-- Written instruction --
Extract all of the entries and set them down verbatim.

-- Data excerpts --
· · · ·
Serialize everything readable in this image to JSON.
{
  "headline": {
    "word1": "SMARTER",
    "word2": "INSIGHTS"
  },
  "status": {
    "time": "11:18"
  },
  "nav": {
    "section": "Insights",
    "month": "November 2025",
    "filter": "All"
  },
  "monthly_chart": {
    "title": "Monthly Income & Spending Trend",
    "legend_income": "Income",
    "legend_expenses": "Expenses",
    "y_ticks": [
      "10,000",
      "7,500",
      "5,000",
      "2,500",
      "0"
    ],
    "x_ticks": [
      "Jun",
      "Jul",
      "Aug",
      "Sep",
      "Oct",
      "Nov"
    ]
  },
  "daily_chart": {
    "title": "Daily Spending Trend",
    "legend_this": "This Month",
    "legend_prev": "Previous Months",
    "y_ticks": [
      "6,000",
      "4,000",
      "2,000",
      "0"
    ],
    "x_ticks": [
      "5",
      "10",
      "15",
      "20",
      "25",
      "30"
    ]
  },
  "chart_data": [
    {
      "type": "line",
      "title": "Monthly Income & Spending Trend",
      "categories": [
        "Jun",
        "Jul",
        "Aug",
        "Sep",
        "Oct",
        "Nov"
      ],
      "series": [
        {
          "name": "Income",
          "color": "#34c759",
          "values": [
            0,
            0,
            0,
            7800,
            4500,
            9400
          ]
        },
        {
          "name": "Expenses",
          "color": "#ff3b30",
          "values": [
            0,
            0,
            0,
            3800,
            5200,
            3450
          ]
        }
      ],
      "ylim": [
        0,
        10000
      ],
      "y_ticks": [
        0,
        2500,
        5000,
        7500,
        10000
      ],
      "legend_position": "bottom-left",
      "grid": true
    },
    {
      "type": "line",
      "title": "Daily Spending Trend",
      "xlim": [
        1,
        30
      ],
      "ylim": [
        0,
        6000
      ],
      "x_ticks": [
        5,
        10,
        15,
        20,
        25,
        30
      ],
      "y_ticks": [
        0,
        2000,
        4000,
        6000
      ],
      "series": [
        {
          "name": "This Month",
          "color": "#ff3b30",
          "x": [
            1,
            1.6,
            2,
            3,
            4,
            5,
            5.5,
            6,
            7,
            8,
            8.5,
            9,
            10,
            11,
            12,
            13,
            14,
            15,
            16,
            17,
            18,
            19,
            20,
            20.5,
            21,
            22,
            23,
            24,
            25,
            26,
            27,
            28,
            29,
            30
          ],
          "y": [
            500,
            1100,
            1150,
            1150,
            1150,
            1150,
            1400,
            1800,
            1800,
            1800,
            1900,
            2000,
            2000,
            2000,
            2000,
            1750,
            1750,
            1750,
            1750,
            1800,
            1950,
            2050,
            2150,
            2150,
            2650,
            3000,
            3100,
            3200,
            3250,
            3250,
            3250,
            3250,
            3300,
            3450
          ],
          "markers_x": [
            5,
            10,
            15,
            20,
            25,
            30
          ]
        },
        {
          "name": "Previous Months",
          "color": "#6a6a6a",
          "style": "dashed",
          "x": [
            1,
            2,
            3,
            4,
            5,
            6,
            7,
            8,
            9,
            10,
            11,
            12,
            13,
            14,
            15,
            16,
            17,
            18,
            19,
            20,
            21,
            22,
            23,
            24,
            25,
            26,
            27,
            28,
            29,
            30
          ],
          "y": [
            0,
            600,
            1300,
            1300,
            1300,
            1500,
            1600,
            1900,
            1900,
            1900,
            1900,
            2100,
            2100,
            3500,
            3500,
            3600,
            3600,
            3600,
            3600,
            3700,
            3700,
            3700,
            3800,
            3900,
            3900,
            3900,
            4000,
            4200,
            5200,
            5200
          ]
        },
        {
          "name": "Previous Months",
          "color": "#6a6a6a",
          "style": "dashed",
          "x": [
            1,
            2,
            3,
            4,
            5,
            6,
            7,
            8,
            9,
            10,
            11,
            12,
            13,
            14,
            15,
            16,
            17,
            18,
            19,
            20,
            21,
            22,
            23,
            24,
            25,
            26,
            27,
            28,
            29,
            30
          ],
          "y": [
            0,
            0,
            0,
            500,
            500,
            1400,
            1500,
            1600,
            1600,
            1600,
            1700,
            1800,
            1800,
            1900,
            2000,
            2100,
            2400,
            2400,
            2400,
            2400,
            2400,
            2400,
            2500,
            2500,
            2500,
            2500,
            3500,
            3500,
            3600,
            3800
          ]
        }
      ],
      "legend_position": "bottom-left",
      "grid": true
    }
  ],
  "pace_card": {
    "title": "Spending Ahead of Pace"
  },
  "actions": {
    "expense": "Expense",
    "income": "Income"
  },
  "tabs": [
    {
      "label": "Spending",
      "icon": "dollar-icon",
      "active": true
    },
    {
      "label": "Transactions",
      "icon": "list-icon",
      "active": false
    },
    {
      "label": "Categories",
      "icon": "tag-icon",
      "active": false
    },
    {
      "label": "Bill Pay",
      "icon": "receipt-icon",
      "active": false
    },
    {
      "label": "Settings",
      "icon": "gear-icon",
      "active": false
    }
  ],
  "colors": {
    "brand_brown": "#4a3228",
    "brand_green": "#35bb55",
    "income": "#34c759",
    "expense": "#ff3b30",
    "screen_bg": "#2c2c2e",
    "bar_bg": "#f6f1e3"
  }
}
· · · ·
-- Finished answer --
Serialize everything readable in this image to JSON.
{
  "headline": {
    "word1": "SMARTER",
    "word2": "INSIGHTS"
  },
  "status": {
    "time": "11:18"
  },
  "nav": {
    "section": "Insights",
    "month": "November 2025",
    "filter": "All"
  },
  "monthly_chart": {
    "title": "Monthly Income & Spending Trend",
    "legend_income": "Income",
    "legend_expenses": "Expenses",
    "y_ticks": [
      "10,000",
      "7,500",
      "5,000",
      "2,500",
      "0"
    ],
    "x_ticks": [
      "Jun",
      "Jul",
      "Aug",
      "Sep",
      "Oct",
      "Nov"
    ]
  },
  "daily_chart": {
    "title": "Daily Spending Trend",
    "legend_this": "This Month",
    "legend_prev": "Previous Months",
    "y_ticks": [
      "6,000",
      "4,000",
      "2,000",
      "0"
    ],
    "x_ticks": [
      "5",
      "10",
      "15",
      "20",
      "25",
      "30"
    ]
  },
  "chart_data": [
    {
      "type": "line",
      "title": "Monthly Income & Spending Trend",
      "categories": [
        "Jun",
        "Jul",
        "Aug",
        "Sep",
        "Oct",
        "Nov"
      ],
      "series": [
        {
          "name": "Income",
          "color": "#34c759",
          "values": [
            0,
            0,
            0,
            7800,
            4500,
            9400
          ]
        },
        {
          "name": "Expenses",
          "color": "#ff3b30",
          "values": [
            0,
            0,
            0,
            3800,
            5200,
            3450
          ]
        }
      ],
      "ylim": [
        0,
        10000
      ],
      "y_ticks": [
        0,
        2500,
        5000,
        7500,
        10000
      ],
      "legend_position": "bottom-left",
      "grid": true
    },
    {
      "type": "line",
      "title": "Daily Spending Trend",
      "xlim": [
        1,
        30
      ],
      "ylim": [
        0,
        6000
      ],
      "x_ticks": [
        5,
        10,
        15,
        20,
        25,
        30
      ],
      "y_ticks": [
        0,
        2000,
        4000,
        6000
      ],
      "series": [
        {
          "name": "This Month",
          "color": "#ff3b30",
          "x": [
            1,
            1.6,
            2,
            3,
            4,
            5,
            5.5,
            6,
            7,
            8,
            8.5,
            9,
            10,
            11,
            12,
            13,
            14,
            15,
            16,
            17,
            18,
            19,
            20,
            20.5,
            21,
            22,
            23,
            24,
            25,
            26,
            27,
            28,
            29,
            30
          ],
          "y": [
            500,
            1100,
            1150,
            1150,
            1150,
            1150,
            1400,
            1800,
            1800,
            1800,
            1900,
            2000,
            2000,
            2000,
            2000,
            1750,
            1750,
            1750,
            1750,
            1800,
            1950,
            2050,
            2150,
            2150,
            2650,
            3000,
            3100,
            3200,
            3250,
            3250,
            3250,
            3250,
            3300,
            3450
          ],
          "markers_x": [
            5,
            10,
            15,
            20,
            25,
            30
          ]
        },
        {
          "name": "Previous Months",
          "color": "#6a6a6a",
          "style": "dashed",
          "x": [
            1,
            2,
            3,
            4,
            5,
            6,
            7,
            8,
            9,
            10,
            11,
            12,
            13,
            14,
            15,
            16,
            17,
            18,
            19,
            20,
            21,
            22,
            23,
            24,
            25,
            26,
            27,
            28,
            29,
            30
          ],
          "y": [
            0,
            600,
            1300,
            1300,
            1300,
            1500,
            1600,
            1900,
            1900,
            1900,
            1900,
            2100,
            2100,
            3500,
            3500,
            3600,
            3600,
            3600,
            3600,
            3700,
            3700,
            3700,
            3800,
            3900,
            3900,
            3900,
            4000,
            4200,
            5200,
            5200
          ]
        },
        {
          "name": "Previous Months",
          "color": "#6a6a6a",
          "style": "dashed",
          "x": [
            1,
            2,
            3,
            4,
            5,
            6,
            7,
            8,
            9,
            10,
            11,
            12,
            13,
            14,
            15,
            16,
            17,
            18,
            19,
            20,
            21,
            22,
            23,
            24,
            25,
            26,
            27,
            28,
            29,
            30
          ],
          "y": [
            0,
            0,
            0,
            500,
            500,
            1400,
            1500,
            1600,
            1600,
            1600,
            1700,
            1800,
            1800,
            1900,
            2000,
            2100,
            2400,
            2400,
            2400,
            2400,
            2400,
            2400,
            2500,
            2500,
            2500,
            2500,
            3500,
            3500,
            3600,
            3800
          ]
        }
      ],
      "legend_position": "bottom-left",
      "grid": true
    }
  ],
  "pace_card": {
    "title": "Spending Ahead of Pace"
  },
  "actions": {
    "expense": "Expense",
    "income": "Income"
  },
  "tabs": [
    {
      "label": "Spending",
      "icon": "dollar-icon",
      "active": true
    },
    {
      "label": "Transactions",
      "icon": "list-icon",
      "active": false
    },
    {
      "label": "Categories",
      "icon": "tag-icon",
      "active": false
    },
    {
      "label": "Bill Pay",
      "icon": "receipt-icon",
      "active": false
    },
    {
      "label": "Settings",
      "icon": "gear-icon",
      "active": false
    }
  ],
  "colors": {
    "brand_brown": "#4a3228",
    "brand_green": "#35bb55",
    "income": "#34c759",
    "expense": "#ff3b30",
    "screen_bg": "#2c2c2e",
    "bar_bg": "#f6f1e3"
  }
}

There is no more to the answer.